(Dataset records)
· · · · ·

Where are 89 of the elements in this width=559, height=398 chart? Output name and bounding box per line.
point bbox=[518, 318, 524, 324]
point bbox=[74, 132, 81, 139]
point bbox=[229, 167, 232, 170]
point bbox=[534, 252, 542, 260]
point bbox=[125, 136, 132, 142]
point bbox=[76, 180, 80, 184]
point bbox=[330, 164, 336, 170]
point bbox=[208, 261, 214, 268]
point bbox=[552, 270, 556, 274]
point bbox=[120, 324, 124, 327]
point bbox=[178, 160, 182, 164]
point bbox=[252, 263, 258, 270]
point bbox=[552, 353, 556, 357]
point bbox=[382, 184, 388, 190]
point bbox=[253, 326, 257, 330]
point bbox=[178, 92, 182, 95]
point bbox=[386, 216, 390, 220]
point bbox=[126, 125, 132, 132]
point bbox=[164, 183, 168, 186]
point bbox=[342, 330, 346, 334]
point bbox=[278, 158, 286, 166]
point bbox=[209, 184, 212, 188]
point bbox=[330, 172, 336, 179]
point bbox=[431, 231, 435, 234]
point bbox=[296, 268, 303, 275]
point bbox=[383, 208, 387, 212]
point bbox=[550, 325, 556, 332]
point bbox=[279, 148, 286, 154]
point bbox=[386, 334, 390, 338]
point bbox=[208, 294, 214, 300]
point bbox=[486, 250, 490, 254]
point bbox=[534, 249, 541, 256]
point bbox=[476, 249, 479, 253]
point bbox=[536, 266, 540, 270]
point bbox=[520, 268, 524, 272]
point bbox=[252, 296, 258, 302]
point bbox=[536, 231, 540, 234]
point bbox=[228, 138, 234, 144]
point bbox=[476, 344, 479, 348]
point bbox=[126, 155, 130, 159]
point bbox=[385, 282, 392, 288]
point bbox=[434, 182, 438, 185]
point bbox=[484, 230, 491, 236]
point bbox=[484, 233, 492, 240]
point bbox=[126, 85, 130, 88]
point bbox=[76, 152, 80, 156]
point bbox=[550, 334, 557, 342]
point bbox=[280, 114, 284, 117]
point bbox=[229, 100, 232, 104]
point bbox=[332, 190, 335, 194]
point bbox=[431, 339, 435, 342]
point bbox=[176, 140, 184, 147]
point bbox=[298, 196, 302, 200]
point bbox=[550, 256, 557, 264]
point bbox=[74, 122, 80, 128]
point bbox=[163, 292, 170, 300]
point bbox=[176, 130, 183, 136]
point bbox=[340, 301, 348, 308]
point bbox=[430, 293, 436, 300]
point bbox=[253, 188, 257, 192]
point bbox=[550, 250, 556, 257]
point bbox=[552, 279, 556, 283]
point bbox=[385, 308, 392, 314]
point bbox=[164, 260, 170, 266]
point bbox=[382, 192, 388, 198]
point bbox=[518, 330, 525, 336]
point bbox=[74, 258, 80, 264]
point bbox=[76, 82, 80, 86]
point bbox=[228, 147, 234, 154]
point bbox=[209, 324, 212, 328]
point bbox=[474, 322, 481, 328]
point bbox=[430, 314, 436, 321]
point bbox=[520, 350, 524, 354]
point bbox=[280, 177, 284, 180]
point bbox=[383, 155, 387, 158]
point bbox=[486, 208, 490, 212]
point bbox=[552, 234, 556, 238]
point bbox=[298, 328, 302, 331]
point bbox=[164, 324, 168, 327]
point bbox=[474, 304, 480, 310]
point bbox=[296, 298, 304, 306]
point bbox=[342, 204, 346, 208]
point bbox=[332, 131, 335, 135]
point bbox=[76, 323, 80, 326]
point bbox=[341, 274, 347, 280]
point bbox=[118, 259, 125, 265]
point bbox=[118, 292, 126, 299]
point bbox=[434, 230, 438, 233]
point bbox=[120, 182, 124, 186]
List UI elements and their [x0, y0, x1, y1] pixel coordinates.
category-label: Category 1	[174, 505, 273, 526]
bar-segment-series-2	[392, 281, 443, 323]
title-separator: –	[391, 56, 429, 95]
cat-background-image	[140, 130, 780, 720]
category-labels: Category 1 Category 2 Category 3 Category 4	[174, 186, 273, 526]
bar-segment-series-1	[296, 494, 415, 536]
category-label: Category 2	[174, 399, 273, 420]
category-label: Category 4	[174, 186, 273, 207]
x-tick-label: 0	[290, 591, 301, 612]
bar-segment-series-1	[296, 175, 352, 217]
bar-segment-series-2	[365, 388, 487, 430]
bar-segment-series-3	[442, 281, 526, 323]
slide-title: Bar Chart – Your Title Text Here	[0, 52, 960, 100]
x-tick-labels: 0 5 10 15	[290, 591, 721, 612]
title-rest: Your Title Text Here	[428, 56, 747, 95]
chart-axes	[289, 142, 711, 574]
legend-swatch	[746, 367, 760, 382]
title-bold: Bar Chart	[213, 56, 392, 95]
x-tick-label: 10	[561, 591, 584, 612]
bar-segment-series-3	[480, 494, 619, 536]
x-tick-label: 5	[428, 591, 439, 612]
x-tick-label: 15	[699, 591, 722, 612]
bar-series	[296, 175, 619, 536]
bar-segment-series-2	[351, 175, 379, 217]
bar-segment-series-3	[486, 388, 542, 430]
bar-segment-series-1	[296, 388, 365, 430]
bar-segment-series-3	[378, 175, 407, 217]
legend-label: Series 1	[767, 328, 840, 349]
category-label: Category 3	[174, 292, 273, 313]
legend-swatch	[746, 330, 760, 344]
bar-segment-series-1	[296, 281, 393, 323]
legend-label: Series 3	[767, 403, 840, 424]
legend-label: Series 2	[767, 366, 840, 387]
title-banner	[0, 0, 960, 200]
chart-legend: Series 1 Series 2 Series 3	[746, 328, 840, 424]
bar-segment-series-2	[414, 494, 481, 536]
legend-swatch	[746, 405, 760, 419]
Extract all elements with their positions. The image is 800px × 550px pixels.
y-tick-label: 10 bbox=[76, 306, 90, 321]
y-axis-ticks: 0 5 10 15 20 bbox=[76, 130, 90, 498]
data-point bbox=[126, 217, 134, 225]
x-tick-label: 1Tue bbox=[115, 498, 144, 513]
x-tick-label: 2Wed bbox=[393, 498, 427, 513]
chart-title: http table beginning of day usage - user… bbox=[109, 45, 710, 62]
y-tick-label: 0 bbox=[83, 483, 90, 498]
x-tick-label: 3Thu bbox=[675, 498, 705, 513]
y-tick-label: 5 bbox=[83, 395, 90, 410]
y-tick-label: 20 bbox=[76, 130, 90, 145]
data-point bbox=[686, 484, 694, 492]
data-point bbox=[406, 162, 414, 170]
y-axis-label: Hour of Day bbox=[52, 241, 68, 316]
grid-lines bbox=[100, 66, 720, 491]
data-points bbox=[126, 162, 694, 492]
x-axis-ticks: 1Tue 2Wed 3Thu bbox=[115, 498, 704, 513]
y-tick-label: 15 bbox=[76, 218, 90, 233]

· · · · ·

### Exercise:
Can you rewrite all of the data above, changing every "y-tick-label" to "y-axis-label-value" and keeping everything else the same?

### Result of this task:
Where are 89 of the elements in this width=559, height=398 chart? Output name and bounding box per line.
point bbox=[518, 318, 524, 324]
point bbox=[74, 132, 81, 139]
point bbox=[229, 167, 232, 170]
point bbox=[534, 252, 542, 260]
point bbox=[125, 136, 132, 142]
point bbox=[76, 180, 80, 184]
point bbox=[330, 164, 336, 170]
point bbox=[208, 261, 214, 268]
point bbox=[552, 270, 556, 274]
point bbox=[120, 324, 124, 327]
point bbox=[178, 160, 182, 164]
point bbox=[252, 263, 258, 270]
point bbox=[552, 353, 556, 357]
point bbox=[382, 184, 388, 190]
point bbox=[253, 326, 257, 330]
point bbox=[178, 92, 182, 95]
point bbox=[386, 216, 390, 220]
point bbox=[126, 125, 132, 132]
point bbox=[164, 183, 168, 186]
point bbox=[342, 330, 346, 334]
point bbox=[278, 158, 286, 166]
point bbox=[209, 184, 212, 188]
point bbox=[330, 172, 336, 179]
point bbox=[431, 231, 435, 234]
point bbox=[296, 268, 303, 275]
point bbox=[383, 208, 387, 212]
point bbox=[550, 325, 556, 332]
point bbox=[279, 148, 286, 154]
point bbox=[386, 334, 390, 338]
point bbox=[208, 294, 214, 300]
point bbox=[486, 250, 490, 254]
point bbox=[534, 249, 541, 256]
point bbox=[476, 249, 479, 253]
point bbox=[536, 266, 540, 270]
point bbox=[520, 268, 524, 272]
point bbox=[252, 296, 258, 302]
point bbox=[536, 231, 540, 234]
point bbox=[228, 138, 234, 144]
point bbox=[476, 344, 479, 348]
point bbox=[126, 155, 130, 159]
point bbox=[385, 282, 392, 288]
point bbox=[434, 182, 438, 185]
point bbox=[484, 230, 491, 236]
point bbox=[484, 233, 492, 240]
point bbox=[126, 85, 130, 88]
point bbox=[76, 152, 80, 156]
point bbox=[550, 334, 557, 342]
point bbox=[280, 114, 284, 117]
point bbox=[229, 100, 232, 104]
point bbox=[332, 190, 335, 194]
point bbox=[431, 339, 435, 342]
point bbox=[176, 140, 184, 147]
point bbox=[298, 196, 302, 200]
point bbox=[550, 256, 557, 264]
point bbox=[74, 122, 80, 128]
point bbox=[163, 292, 170, 300]
point bbox=[176, 130, 183, 136]
point bbox=[340, 301, 348, 308]
point bbox=[430, 293, 436, 300]
point bbox=[253, 188, 257, 192]
point bbox=[550, 250, 556, 257]
point bbox=[552, 279, 556, 283]
point bbox=[385, 308, 392, 314]
point bbox=[164, 260, 170, 266]
point bbox=[382, 192, 388, 198]
point bbox=[518, 330, 525, 336]
point bbox=[74, 258, 80, 264]
point bbox=[76, 82, 80, 86]
point bbox=[228, 147, 234, 154]
point bbox=[209, 324, 212, 328]
point bbox=[474, 322, 481, 328]
point bbox=[430, 314, 436, 321]
point bbox=[520, 350, 524, 354]
point bbox=[280, 177, 284, 180]
point bbox=[383, 155, 387, 158]
point bbox=[486, 208, 490, 212]
point bbox=[552, 234, 556, 238]
point bbox=[298, 328, 302, 331]
point bbox=[164, 324, 168, 327]
point bbox=[474, 304, 480, 310]
point bbox=[296, 298, 304, 306]
point bbox=[342, 204, 346, 208]
point bbox=[332, 131, 335, 135]
point bbox=[76, 323, 80, 326]
point bbox=[341, 274, 347, 280]
point bbox=[118, 259, 125, 265]
point bbox=[118, 292, 126, 299]
point bbox=[434, 230, 438, 233]
point bbox=[120, 182, 124, 186]
List UI elements and their [x0, y0, x1, y1] pixel coordinates.
category-label: Category 1	[174, 505, 273, 526]
bar-segment-series-2	[392, 281, 443, 323]
title-separator: –	[391, 56, 429, 95]
cat-background-image	[140, 130, 780, 720]
category-labels: Category 1 Category 2 Category 3 Category 4	[174, 186, 273, 526]
bar-segment-series-1	[296, 494, 415, 536]
category-label: Category 2	[174, 399, 273, 420]
category-label: Category 4	[174, 186, 273, 207]
x-tick-label: 0	[290, 591, 301, 612]
bar-segment-series-1	[296, 175, 352, 217]
bar-segment-series-2	[365, 388, 487, 430]
bar-segment-series-3	[442, 281, 526, 323]
slide-title: Bar Chart – Your Title Text Here	[0, 52, 960, 100]
x-tick-labels: 0 5 10 15	[290, 591, 721, 612]
title-rest: Your Title Text Here	[428, 56, 747, 95]
chart-axes	[289, 142, 711, 574]
legend-swatch	[746, 367, 760, 382]
title-bold: Bar Chart	[213, 56, 392, 95]
x-tick-label: 10	[561, 591, 584, 612]
bar-segment-series-3	[480, 494, 619, 536]
x-tick-label: 5	[428, 591, 439, 612]
x-tick-label: 15	[699, 591, 722, 612]
bar-series	[296, 175, 619, 536]
bar-segment-series-2	[351, 175, 379, 217]
bar-segment-series-3	[486, 388, 542, 430]
bar-segment-series-1	[296, 388, 365, 430]
bar-segment-series-3	[378, 175, 407, 217]
legend-label: Series 1	[767, 328, 840, 349]
category-label: Category 3	[174, 292, 273, 313]
legend-swatch	[746, 330, 760, 344]
bar-segment-series-1	[296, 281, 393, 323]
legend-label: Series 3	[767, 403, 840, 424]
legend-label: Series 2	[767, 366, 840, 387]
title-banner	[0, 0, 960, 200]
chart-legend: Series 1 Series 2 Series 3	[746, 328, 840, 424]
bar-segment-series-2	[414, 494, 481, 536]
legend-swatch	[746, 405, 760, 419]
Extract all elements with their positions. The image is 800px × 550px pixels.
y-axis-label-value: 10 bbox=[76, 306, 90, 321]
y-axis-ticks: 0 5 10 15 20 bbox=[76, 130, 90, 498]
data-point bbox=[126, 217, 134, 225]
x-tick-label: 1Tue bbox=[115, 498, 144, 513]
x-tick-label: 2Wed bbox=[393, 498, 427, 513]
chart-title: http table beginning of day usage - user… bbox=[109, 45, 710, 62]
y-axis-label-value: 0 bbox=[83, 483, 90, 498]
x-tick-label: 3Thu bbox=[675, 498, 705, 513]
y-axis-label-value: 5 bbox=[83, 395, 90, 410]
y-axis-label-value: 20 bbox=[76, 130, 90, 145]
data-point bbox=[686, 484, 694, 492]
data-point bbox=[406, 162, 414, 170]
y-axis-label: Hour of Day bbox=[52, 241, 68, 316]
grid-lines bbox=[100, 66, 720, 491]
data-points bbox=[126, 162, 694, 492]
x-axis-ticks: 1Tue 2Wed 3Thu bbox=[115, 498, 704, 513]
y-axis-label-value: 15 bbox=[76, 218, 90, 233]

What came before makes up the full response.